EXERCISE TASK: In the lines below, how many hold the word "Istat"? Answer only with the number.

Stored items:
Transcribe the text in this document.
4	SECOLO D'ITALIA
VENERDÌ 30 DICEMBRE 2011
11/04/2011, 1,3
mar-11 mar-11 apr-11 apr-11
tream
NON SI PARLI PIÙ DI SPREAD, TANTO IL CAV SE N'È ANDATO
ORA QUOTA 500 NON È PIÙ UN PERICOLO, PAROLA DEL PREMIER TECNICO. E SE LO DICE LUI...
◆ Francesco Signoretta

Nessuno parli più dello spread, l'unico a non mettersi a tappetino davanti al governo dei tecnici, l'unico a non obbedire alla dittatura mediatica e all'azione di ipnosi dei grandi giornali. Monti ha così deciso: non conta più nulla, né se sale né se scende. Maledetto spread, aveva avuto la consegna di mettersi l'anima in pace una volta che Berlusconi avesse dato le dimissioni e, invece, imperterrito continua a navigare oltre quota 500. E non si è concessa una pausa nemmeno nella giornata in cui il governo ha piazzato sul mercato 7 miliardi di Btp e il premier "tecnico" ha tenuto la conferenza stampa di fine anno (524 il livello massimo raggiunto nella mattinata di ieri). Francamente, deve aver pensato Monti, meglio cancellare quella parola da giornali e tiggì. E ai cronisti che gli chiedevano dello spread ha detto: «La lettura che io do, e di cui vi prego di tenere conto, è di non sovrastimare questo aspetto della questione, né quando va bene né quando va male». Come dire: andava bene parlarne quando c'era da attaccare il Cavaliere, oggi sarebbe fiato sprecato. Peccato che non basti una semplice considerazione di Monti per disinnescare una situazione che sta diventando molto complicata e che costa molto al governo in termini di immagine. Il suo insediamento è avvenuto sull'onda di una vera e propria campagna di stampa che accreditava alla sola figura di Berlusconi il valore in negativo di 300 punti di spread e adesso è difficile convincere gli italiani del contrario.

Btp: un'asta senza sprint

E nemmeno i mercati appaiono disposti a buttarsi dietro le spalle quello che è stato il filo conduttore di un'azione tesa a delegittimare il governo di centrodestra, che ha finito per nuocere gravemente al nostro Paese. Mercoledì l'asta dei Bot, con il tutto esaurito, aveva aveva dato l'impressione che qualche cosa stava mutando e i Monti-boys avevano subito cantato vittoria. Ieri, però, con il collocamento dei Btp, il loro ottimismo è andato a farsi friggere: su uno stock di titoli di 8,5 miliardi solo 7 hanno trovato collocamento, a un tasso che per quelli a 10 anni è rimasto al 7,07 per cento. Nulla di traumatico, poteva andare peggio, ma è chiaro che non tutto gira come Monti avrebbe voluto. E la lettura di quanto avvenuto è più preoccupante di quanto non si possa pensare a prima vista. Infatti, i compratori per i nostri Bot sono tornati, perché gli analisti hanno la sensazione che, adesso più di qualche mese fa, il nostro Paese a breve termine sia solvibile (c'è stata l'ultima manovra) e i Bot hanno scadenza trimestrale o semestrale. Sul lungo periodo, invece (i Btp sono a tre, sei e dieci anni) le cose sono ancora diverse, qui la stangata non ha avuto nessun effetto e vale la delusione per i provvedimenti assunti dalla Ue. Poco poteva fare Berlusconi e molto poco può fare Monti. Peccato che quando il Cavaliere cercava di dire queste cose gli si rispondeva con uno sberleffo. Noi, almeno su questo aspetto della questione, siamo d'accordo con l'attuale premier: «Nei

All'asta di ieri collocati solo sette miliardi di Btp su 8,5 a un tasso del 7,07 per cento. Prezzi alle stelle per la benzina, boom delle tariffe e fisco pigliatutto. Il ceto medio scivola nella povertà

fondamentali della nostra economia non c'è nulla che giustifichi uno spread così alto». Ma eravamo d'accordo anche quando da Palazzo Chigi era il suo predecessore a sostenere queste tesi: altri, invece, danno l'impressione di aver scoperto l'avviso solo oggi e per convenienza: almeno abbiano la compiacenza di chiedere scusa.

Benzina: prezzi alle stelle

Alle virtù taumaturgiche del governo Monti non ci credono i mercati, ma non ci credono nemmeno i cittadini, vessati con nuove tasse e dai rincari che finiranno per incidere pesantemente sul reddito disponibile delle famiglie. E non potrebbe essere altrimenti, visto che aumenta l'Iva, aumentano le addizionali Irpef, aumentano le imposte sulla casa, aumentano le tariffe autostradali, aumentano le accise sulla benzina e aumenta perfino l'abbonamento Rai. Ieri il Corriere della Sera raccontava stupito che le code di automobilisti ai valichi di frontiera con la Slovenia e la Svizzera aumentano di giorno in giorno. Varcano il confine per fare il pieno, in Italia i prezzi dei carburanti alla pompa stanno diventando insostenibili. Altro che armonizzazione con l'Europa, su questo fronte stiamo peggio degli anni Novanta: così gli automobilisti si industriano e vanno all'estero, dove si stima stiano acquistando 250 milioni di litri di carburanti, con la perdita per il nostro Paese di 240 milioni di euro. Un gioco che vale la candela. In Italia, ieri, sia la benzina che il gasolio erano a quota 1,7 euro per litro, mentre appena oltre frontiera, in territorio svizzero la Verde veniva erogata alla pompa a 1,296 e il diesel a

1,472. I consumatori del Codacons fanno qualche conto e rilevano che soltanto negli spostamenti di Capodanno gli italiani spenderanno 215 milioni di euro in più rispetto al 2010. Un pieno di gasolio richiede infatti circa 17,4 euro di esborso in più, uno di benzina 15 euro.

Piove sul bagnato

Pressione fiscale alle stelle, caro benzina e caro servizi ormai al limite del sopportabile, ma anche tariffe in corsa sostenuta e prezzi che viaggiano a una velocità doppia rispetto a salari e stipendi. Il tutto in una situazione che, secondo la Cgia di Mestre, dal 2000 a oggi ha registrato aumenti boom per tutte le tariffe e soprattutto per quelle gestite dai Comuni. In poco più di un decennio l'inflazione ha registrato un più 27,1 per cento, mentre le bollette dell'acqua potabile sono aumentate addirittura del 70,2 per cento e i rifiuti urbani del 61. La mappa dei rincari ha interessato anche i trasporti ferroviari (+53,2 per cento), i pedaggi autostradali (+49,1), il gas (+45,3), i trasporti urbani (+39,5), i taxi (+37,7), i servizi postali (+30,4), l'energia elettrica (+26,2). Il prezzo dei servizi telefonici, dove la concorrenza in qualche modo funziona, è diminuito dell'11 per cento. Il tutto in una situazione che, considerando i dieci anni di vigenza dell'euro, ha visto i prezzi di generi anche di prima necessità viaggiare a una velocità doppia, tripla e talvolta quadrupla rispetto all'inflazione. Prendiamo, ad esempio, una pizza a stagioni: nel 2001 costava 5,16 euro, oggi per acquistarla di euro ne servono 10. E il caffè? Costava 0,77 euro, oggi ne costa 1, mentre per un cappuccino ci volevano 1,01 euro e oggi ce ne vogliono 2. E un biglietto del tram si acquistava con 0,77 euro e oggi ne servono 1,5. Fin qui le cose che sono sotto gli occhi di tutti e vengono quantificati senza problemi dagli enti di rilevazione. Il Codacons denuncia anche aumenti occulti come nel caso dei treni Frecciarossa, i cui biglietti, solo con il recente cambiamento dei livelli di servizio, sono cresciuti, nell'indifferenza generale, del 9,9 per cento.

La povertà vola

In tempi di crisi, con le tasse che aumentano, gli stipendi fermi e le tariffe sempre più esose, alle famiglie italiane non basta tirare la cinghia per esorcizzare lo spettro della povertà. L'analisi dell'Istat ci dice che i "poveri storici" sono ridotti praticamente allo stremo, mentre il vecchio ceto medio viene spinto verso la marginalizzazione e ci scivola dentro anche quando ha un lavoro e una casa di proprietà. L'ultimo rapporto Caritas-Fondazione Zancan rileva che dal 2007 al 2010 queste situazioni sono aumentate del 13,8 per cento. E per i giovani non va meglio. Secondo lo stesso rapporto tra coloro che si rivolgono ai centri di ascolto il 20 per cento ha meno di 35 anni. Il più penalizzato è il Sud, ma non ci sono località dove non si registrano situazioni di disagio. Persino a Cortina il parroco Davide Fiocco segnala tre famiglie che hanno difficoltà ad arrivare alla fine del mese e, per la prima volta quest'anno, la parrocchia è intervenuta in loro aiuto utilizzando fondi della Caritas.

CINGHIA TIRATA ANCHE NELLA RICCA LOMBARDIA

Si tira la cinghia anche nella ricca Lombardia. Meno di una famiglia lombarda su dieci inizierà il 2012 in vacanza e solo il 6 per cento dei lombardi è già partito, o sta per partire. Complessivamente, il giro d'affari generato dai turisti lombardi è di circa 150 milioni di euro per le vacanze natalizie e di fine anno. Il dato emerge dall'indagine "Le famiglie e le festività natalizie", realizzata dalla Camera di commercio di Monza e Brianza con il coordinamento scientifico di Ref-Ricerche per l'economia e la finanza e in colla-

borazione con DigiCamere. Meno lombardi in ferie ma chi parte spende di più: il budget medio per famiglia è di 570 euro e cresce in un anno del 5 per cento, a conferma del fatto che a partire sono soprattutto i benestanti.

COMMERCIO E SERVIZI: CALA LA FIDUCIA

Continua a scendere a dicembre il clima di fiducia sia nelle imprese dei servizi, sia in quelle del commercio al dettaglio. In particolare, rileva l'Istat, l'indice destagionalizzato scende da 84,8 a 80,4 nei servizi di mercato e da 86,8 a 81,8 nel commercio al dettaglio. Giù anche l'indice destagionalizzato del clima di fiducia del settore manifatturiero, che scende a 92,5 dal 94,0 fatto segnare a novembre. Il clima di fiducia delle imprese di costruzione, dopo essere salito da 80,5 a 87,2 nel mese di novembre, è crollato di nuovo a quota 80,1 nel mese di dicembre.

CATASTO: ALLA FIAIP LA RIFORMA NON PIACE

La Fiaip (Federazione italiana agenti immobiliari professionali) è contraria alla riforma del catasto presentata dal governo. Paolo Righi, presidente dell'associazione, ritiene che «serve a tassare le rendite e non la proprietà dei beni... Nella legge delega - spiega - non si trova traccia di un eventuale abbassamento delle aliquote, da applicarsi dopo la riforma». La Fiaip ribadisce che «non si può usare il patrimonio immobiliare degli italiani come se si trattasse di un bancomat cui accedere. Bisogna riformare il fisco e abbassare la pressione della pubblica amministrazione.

WRITTEN REPLY: 2